### Items from a data source
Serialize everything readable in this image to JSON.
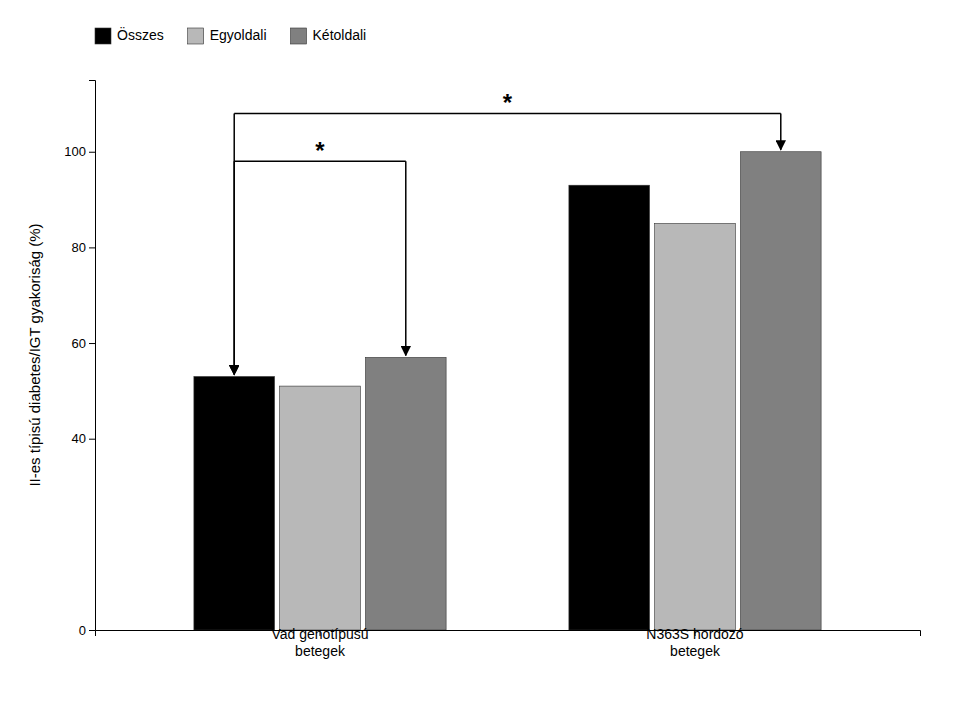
{
  "chart_data": {
    "type": "bar",
    "y_label": "II-es típisú diabetes/IGT gyakoriság (%)",
    "categories": [
      "Vad genotípusú\nbetegek",
      "N363S hordozó\nbetegek"
    ],
    "series": [
      {
        "name": "Összes",
        "color": "#000000",
        "values": [
          53,
          93
        ]
      },
      {
        "name": "Egyoldali",
        "color": "#b8b8b8",
        "values": [
          51,
          85
        ]
      },
      {
        "name": "Kétoldali",
        "color": "#808080",
        "values": [
          57,
          100
        ]
      }
    ],
    "ylim": [
      0,
      115
    ],
    "yticks": [
      0,
      40,
      60,
      80,
      100
    ],
    "grid": false,
    "legend": "upper left",
    "annotations": [
      {
        "text": "*",
        "y": 98,
        "category1": 0,
        "series1": 0,
        "category2": 0,
        "series2": 2
      },
      {
        "text": "*",
        "y": 108,
        "category1": 0,
        "series1": 0,
        "category2": 1,
        "series2": 2
      }
    ]
  }
}
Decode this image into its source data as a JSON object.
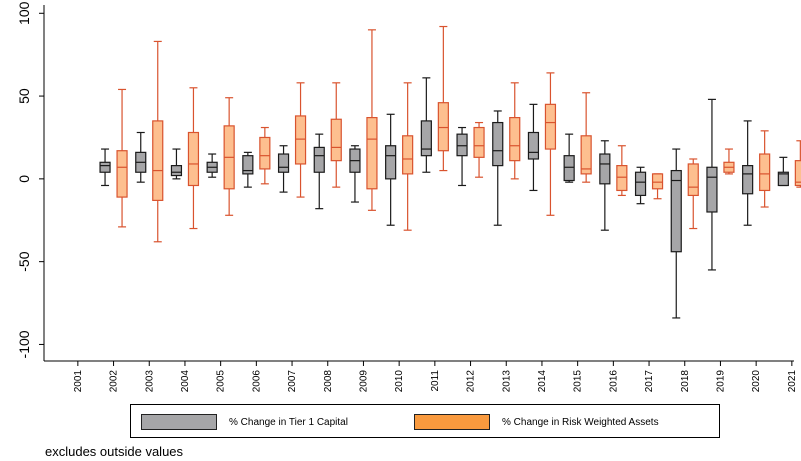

### Given task
Check each line of the records above for the string "image", and report every line that has it.

### Correct output
Serialize everything readable in this image to JSON.
Decode this image into its source data as a JSON object.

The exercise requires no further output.